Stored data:
--
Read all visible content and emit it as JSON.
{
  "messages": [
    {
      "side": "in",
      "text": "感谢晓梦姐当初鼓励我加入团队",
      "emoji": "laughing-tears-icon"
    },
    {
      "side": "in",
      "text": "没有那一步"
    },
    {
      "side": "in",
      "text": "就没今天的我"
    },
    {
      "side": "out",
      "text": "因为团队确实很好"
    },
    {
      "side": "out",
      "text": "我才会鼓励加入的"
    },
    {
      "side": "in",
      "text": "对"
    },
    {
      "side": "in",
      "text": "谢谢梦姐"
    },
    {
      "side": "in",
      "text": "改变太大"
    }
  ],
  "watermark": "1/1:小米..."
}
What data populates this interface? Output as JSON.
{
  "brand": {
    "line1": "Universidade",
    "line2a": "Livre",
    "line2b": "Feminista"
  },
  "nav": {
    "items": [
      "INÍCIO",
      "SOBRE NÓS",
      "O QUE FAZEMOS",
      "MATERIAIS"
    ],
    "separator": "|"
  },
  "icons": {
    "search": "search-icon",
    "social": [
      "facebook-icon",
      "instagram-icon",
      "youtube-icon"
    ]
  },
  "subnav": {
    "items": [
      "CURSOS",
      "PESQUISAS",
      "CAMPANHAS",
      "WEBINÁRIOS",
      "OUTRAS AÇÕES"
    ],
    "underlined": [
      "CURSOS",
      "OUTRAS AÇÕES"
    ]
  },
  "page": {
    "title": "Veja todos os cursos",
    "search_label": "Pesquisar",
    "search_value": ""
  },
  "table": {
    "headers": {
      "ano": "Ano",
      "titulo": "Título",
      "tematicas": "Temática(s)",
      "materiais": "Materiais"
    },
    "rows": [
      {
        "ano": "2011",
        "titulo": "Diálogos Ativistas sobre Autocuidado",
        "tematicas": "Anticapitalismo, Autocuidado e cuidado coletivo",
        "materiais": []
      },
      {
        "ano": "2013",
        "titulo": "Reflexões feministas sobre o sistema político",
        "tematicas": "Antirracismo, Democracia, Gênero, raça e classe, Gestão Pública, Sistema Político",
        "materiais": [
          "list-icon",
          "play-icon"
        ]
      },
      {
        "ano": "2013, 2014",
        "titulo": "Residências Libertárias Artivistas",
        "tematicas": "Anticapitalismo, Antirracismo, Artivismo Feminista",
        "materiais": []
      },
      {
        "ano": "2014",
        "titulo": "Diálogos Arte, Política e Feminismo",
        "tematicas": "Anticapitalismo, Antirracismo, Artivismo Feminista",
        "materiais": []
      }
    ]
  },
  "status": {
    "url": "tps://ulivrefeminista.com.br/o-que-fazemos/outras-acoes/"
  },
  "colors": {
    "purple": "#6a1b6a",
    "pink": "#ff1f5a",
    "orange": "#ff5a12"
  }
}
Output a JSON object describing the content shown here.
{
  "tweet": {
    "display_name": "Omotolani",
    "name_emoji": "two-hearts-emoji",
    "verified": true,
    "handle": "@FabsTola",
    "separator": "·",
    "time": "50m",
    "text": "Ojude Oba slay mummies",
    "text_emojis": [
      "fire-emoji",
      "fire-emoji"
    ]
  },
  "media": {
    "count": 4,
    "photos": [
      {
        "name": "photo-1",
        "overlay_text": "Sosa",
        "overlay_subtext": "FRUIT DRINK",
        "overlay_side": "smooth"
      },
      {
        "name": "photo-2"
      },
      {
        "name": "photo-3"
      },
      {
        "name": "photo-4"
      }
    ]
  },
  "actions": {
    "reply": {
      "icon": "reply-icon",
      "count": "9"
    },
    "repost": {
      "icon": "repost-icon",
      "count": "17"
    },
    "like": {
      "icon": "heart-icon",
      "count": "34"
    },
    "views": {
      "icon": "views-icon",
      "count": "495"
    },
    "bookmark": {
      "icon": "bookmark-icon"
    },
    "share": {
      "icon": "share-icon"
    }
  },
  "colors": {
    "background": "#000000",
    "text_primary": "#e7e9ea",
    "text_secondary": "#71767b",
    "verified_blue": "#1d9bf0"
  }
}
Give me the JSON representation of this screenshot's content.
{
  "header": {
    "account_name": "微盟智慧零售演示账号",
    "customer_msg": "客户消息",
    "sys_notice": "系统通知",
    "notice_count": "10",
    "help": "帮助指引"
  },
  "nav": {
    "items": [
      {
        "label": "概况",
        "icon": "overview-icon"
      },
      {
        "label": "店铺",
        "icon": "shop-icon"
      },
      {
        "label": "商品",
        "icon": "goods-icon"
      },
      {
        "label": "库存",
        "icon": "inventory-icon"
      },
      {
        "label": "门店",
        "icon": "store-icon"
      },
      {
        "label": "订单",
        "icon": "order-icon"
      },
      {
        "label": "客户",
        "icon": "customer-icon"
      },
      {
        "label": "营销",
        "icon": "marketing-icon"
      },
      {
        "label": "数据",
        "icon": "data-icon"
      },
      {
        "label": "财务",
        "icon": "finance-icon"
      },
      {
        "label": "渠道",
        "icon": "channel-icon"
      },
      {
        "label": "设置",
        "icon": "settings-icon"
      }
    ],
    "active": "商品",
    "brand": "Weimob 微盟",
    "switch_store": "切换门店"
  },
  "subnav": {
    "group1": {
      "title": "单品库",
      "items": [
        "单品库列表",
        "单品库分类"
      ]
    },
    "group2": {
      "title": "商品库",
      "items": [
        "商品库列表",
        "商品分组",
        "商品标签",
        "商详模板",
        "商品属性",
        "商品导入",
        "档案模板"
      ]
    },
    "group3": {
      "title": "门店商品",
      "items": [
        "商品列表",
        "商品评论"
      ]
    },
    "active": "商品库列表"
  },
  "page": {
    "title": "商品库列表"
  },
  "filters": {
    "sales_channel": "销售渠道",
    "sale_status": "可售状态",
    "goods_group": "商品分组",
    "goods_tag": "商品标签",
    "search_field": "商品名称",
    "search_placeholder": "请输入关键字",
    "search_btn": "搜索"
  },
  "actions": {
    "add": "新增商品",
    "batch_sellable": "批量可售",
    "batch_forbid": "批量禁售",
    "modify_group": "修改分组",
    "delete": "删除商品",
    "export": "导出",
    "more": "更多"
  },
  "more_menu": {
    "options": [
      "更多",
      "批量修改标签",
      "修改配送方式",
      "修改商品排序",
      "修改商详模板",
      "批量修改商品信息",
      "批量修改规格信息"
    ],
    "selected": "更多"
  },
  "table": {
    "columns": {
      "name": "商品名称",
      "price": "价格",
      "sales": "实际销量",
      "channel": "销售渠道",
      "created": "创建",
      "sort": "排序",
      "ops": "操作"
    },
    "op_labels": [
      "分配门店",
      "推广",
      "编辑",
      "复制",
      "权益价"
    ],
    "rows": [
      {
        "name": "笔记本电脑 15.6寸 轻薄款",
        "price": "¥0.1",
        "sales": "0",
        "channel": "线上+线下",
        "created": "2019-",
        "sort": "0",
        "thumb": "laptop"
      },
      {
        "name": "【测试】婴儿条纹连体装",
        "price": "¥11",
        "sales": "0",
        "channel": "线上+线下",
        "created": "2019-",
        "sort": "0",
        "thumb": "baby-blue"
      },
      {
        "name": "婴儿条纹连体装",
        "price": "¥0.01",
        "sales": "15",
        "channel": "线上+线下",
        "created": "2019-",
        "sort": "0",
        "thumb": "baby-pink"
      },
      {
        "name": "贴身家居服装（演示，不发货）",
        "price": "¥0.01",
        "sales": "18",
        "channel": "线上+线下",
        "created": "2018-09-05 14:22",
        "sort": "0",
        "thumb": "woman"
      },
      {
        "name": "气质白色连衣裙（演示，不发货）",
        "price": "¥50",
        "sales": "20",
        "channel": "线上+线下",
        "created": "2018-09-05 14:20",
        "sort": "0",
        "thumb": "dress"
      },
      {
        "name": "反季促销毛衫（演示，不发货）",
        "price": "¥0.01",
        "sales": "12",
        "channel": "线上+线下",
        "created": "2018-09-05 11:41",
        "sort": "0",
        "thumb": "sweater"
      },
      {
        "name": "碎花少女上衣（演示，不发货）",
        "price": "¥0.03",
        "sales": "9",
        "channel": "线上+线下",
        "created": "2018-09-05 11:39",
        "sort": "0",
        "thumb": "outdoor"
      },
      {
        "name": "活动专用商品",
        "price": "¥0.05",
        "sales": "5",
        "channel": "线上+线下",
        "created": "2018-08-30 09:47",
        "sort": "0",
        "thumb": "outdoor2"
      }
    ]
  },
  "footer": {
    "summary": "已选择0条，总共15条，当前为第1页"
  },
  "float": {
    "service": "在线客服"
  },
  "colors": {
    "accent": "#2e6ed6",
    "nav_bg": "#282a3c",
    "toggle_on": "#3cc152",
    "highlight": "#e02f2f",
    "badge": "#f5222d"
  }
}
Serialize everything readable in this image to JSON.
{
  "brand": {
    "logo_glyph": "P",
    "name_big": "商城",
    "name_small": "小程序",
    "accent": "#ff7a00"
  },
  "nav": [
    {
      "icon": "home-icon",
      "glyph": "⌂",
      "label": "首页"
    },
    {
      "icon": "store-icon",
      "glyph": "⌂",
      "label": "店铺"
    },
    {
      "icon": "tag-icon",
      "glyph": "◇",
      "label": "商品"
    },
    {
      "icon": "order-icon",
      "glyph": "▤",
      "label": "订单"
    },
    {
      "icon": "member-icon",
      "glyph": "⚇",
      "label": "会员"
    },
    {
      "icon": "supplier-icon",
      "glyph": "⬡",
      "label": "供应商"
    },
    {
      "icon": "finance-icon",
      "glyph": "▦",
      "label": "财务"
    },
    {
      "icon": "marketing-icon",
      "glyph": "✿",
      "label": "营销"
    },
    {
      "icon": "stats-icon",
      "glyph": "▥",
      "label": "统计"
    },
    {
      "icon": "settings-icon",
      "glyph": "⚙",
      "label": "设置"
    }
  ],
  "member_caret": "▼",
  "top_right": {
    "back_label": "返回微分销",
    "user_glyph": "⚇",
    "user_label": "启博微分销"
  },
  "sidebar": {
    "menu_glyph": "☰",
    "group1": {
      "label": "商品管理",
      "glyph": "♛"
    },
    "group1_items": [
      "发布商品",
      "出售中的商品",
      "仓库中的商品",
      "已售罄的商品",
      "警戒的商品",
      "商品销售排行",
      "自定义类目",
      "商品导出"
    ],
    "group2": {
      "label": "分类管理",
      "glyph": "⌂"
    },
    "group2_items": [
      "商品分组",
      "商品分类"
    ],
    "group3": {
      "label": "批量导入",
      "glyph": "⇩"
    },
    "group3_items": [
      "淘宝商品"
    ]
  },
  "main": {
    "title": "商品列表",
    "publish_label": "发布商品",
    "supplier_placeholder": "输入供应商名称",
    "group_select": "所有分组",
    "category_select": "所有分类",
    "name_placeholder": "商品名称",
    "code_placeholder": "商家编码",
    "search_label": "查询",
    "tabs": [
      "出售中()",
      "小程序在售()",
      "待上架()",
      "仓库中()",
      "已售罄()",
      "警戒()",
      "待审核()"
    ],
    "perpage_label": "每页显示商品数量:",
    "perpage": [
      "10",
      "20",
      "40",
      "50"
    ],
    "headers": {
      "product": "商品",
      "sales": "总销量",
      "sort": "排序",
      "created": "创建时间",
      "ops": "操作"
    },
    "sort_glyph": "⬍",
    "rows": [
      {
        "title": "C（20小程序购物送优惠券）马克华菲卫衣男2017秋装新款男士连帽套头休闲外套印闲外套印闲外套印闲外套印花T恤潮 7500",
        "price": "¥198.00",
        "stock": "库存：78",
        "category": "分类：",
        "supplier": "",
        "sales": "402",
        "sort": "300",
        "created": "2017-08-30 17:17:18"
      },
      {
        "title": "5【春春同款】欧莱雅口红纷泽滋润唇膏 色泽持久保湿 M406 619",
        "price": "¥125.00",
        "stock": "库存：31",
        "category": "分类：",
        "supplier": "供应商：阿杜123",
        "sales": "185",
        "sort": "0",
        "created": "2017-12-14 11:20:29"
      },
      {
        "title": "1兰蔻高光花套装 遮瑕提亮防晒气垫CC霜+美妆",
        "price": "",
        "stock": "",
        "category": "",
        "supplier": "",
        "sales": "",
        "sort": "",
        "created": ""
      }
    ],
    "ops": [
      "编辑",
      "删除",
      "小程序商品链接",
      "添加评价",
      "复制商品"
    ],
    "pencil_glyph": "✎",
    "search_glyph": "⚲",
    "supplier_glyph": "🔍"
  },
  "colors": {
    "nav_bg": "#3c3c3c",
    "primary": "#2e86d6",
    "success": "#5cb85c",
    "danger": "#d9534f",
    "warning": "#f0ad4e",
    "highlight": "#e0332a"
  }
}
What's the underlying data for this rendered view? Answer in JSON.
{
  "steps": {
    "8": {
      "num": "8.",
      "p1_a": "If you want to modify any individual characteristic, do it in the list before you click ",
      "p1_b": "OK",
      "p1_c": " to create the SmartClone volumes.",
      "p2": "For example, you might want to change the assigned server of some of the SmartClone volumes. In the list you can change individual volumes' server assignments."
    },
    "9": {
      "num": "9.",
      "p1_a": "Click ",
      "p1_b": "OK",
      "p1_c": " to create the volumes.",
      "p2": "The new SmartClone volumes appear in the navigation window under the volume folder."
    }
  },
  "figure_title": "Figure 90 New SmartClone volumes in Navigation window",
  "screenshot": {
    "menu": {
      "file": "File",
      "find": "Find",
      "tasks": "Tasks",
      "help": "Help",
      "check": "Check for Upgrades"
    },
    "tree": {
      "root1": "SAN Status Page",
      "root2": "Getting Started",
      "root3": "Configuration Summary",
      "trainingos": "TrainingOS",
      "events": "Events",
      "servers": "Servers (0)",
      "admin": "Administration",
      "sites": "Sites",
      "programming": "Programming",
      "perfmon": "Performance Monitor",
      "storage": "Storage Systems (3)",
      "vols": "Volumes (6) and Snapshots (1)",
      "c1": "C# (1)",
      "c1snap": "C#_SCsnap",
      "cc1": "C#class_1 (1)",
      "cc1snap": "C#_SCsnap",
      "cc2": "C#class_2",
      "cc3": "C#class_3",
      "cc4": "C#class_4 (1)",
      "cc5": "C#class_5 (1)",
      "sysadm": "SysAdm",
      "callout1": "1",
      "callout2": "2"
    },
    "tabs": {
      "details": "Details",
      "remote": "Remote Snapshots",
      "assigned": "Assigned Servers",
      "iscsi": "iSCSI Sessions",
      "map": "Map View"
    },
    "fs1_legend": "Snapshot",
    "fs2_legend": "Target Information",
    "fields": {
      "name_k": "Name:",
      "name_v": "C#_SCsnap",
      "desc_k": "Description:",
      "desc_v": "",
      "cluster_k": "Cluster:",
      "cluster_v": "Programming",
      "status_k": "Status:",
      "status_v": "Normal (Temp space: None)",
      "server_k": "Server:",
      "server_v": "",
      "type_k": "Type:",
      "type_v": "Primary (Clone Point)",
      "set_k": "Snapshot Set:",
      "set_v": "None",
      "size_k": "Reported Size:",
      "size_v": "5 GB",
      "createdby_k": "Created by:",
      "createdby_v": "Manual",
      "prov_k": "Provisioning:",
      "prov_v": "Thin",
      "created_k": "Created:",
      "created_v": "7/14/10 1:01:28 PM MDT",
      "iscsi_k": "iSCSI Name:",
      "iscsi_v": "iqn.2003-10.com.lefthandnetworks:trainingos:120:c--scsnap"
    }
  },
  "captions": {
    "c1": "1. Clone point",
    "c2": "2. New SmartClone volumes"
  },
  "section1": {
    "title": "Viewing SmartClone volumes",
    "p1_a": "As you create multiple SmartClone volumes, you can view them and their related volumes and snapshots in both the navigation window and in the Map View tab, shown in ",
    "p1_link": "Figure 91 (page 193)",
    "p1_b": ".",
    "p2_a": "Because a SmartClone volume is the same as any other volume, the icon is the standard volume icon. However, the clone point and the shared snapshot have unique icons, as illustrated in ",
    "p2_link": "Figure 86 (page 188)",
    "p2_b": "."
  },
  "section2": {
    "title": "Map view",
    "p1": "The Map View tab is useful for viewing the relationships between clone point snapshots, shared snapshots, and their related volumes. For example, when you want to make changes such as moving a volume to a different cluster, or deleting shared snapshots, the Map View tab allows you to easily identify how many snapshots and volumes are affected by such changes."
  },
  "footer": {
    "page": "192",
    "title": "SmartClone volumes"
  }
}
--
## REQUEST
Count the lines of the material that include the word "shown", then state only the total.

## OUTPUT OF THE EXERCISE
2